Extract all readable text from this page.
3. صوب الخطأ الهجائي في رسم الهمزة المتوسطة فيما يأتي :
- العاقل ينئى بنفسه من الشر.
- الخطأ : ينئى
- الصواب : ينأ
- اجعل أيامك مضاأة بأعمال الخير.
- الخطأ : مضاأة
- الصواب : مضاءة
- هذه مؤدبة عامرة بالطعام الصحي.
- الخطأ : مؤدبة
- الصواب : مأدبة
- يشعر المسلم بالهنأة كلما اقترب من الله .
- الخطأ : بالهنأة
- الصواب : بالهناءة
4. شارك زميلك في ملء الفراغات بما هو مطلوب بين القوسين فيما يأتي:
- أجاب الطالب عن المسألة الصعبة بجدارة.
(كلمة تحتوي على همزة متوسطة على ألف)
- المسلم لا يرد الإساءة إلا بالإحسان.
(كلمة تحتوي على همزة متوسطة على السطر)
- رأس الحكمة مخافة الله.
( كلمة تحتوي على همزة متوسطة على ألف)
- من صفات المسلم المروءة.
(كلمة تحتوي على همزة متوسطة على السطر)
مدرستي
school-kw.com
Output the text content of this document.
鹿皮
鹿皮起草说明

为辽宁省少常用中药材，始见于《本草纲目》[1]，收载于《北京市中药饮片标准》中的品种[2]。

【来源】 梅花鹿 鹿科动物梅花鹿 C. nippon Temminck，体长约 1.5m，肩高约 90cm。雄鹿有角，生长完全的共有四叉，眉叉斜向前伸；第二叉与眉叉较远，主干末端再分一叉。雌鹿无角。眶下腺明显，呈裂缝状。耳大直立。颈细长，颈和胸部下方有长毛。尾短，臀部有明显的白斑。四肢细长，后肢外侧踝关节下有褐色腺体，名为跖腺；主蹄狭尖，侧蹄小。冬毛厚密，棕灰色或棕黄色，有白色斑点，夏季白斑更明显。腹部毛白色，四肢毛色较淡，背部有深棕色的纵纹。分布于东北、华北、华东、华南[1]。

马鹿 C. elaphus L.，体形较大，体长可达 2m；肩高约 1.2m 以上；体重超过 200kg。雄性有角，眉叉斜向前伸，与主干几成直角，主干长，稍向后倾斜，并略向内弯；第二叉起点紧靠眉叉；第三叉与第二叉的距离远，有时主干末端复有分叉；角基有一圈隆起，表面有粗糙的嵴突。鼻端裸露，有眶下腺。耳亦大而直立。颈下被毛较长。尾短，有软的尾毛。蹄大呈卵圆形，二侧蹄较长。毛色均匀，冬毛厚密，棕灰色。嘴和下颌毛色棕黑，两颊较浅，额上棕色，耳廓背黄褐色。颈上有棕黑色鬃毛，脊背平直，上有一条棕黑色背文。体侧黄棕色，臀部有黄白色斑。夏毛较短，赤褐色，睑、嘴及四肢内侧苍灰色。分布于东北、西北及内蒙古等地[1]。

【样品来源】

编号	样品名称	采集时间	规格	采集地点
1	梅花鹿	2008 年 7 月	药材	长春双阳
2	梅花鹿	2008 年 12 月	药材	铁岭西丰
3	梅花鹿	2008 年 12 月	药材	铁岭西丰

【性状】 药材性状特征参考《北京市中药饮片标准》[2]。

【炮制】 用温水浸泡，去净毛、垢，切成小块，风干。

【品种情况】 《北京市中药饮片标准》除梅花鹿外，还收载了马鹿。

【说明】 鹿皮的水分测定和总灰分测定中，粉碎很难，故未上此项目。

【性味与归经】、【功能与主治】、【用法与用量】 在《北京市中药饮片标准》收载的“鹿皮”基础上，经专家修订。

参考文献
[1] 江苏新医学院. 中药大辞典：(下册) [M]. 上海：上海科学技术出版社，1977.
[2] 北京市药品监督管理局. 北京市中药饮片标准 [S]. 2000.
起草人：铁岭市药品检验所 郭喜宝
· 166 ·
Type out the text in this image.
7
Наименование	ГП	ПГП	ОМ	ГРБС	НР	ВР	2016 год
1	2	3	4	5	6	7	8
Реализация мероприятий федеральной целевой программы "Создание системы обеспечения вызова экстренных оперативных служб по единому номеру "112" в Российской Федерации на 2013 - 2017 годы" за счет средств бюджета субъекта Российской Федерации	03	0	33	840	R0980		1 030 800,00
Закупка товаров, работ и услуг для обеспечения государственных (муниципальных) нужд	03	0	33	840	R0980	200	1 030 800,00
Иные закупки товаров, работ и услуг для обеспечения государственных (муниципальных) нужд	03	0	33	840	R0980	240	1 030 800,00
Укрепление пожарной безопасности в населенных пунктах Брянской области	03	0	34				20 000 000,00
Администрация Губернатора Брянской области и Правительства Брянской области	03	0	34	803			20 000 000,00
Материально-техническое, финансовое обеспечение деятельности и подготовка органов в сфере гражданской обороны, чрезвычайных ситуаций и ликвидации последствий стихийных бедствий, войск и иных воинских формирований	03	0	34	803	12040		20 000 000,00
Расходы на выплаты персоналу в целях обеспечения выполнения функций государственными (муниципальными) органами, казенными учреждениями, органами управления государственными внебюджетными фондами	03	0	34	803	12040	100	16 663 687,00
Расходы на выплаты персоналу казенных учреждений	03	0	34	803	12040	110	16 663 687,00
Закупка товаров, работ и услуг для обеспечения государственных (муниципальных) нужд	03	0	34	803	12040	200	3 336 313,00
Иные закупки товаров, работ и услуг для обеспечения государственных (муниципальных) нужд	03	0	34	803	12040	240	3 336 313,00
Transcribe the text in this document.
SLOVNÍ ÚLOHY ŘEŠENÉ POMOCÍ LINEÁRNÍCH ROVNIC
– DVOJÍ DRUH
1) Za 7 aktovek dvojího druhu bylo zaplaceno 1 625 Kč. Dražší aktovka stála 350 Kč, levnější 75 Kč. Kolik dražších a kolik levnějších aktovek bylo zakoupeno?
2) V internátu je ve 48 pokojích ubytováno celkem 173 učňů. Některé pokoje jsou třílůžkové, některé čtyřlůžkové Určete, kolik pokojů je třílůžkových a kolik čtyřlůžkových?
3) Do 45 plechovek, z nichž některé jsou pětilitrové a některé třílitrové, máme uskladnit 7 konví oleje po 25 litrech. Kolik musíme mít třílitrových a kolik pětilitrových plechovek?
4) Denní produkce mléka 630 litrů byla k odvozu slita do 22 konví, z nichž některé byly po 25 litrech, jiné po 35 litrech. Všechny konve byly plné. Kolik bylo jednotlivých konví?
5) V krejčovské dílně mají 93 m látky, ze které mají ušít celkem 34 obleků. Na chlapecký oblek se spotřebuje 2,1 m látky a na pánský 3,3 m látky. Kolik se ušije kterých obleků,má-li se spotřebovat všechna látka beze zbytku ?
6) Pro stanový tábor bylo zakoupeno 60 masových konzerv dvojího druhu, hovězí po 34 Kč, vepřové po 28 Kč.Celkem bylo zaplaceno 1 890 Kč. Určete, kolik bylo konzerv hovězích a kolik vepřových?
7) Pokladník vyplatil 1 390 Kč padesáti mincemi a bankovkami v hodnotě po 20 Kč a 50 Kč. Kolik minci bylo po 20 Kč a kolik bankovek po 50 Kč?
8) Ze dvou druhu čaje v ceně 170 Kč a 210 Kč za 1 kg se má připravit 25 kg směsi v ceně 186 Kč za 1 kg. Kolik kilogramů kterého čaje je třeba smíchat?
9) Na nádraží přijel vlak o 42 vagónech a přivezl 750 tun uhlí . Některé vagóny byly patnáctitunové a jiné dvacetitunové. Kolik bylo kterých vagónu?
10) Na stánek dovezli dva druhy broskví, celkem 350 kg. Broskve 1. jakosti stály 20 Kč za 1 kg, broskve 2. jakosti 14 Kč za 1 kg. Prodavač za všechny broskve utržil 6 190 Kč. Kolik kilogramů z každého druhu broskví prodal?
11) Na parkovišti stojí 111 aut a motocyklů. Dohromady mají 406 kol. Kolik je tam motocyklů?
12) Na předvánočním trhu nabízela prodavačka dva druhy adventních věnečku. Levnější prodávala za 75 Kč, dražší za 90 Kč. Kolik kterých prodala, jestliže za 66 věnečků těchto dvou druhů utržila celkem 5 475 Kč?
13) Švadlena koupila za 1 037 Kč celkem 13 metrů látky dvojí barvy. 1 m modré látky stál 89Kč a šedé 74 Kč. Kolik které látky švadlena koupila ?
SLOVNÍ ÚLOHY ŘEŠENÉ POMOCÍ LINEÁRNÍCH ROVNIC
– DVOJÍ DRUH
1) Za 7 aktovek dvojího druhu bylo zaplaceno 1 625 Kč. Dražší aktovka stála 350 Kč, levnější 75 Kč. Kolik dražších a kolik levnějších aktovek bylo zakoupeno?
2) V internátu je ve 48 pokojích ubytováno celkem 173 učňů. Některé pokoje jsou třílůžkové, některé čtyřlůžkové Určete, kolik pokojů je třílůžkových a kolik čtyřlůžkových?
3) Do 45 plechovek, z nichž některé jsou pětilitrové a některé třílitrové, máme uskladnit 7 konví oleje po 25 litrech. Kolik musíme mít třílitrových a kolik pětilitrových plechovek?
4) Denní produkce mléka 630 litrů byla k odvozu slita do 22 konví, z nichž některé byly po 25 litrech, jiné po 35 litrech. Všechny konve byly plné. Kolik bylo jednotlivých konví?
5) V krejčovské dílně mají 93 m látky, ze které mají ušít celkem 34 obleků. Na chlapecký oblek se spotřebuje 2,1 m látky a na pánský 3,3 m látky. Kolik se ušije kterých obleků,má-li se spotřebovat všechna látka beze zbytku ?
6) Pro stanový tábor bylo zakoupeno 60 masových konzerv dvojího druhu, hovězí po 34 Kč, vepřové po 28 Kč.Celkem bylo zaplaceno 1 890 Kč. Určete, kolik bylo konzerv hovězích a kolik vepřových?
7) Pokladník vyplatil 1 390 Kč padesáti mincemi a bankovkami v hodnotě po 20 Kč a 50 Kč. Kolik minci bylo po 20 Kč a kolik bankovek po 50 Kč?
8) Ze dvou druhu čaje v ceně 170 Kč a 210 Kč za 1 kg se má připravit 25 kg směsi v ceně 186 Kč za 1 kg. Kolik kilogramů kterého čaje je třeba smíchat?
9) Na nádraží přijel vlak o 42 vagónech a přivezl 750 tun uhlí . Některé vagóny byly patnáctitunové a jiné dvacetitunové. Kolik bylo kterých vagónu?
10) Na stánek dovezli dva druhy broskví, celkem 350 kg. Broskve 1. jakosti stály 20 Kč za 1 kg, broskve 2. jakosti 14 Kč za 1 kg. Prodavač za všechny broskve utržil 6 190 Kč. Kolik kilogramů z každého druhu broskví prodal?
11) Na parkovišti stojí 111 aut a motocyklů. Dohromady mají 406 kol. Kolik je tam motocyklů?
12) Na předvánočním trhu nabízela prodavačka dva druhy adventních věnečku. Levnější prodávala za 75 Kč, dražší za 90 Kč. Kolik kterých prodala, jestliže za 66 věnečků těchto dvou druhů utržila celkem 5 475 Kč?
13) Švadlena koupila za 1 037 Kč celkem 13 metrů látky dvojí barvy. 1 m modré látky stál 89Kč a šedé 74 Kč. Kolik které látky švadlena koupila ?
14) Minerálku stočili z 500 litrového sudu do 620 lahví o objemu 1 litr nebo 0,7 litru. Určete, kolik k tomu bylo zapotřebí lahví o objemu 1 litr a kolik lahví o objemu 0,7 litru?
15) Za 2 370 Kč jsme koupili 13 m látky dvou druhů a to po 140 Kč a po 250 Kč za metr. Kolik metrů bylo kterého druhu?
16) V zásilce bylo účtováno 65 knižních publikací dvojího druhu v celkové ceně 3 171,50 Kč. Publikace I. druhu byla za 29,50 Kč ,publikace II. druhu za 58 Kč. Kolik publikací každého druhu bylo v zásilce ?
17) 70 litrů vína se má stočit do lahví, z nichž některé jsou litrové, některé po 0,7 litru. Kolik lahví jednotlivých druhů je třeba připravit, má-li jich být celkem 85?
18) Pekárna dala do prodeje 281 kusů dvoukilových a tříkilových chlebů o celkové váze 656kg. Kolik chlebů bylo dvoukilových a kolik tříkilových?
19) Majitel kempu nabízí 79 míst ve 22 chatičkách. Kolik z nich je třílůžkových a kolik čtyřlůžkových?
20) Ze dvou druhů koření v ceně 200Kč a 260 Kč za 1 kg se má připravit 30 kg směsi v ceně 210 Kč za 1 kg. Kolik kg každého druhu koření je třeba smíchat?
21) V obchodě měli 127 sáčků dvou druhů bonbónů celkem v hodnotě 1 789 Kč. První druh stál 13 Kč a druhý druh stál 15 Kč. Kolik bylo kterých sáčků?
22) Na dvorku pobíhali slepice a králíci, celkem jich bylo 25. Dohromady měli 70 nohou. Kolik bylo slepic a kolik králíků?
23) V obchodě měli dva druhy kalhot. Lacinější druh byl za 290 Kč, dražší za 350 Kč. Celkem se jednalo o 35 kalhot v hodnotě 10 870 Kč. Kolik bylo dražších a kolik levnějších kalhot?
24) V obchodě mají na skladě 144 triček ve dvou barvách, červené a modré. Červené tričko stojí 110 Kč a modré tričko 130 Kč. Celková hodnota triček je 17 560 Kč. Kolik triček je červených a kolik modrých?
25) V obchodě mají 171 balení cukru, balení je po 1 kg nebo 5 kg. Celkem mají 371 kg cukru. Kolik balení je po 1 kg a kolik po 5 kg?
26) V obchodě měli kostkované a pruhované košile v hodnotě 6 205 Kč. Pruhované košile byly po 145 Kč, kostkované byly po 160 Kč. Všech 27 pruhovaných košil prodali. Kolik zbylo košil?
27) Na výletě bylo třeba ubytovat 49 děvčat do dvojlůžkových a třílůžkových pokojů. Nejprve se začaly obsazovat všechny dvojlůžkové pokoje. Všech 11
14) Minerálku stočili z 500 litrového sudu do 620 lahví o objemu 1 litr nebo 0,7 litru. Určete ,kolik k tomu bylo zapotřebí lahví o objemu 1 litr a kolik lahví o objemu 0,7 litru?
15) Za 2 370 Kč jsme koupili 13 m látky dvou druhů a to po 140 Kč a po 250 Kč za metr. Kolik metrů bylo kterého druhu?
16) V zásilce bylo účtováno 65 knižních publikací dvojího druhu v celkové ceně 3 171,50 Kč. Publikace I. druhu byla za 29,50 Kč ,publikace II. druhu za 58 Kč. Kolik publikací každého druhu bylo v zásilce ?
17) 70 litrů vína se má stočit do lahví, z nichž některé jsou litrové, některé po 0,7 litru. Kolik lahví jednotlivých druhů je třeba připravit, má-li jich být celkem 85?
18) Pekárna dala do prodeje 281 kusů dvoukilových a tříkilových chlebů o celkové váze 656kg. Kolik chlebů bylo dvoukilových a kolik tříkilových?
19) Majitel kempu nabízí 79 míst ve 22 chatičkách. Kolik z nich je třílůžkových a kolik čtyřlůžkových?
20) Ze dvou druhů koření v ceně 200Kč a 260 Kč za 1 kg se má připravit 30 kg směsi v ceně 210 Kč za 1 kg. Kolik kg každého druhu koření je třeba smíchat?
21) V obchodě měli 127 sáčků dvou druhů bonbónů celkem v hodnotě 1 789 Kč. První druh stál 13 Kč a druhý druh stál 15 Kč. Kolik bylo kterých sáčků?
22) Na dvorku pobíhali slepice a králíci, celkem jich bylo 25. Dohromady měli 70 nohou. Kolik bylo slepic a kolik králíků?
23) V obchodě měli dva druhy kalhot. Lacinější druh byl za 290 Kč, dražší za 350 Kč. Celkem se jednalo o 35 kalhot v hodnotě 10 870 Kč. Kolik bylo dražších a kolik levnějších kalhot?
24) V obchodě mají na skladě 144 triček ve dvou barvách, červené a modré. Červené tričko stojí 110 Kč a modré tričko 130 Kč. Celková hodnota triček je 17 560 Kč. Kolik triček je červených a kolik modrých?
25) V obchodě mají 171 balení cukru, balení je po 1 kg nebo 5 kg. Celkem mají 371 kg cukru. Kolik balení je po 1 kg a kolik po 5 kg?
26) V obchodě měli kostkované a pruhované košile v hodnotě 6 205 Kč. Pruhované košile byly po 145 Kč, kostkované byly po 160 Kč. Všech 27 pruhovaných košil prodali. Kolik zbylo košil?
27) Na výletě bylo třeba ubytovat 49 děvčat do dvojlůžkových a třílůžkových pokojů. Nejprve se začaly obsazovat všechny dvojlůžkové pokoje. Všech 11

Short problem -> Of the lines in the material above, state how many contain the string "области"; give no other text.

Exercise solution -> 2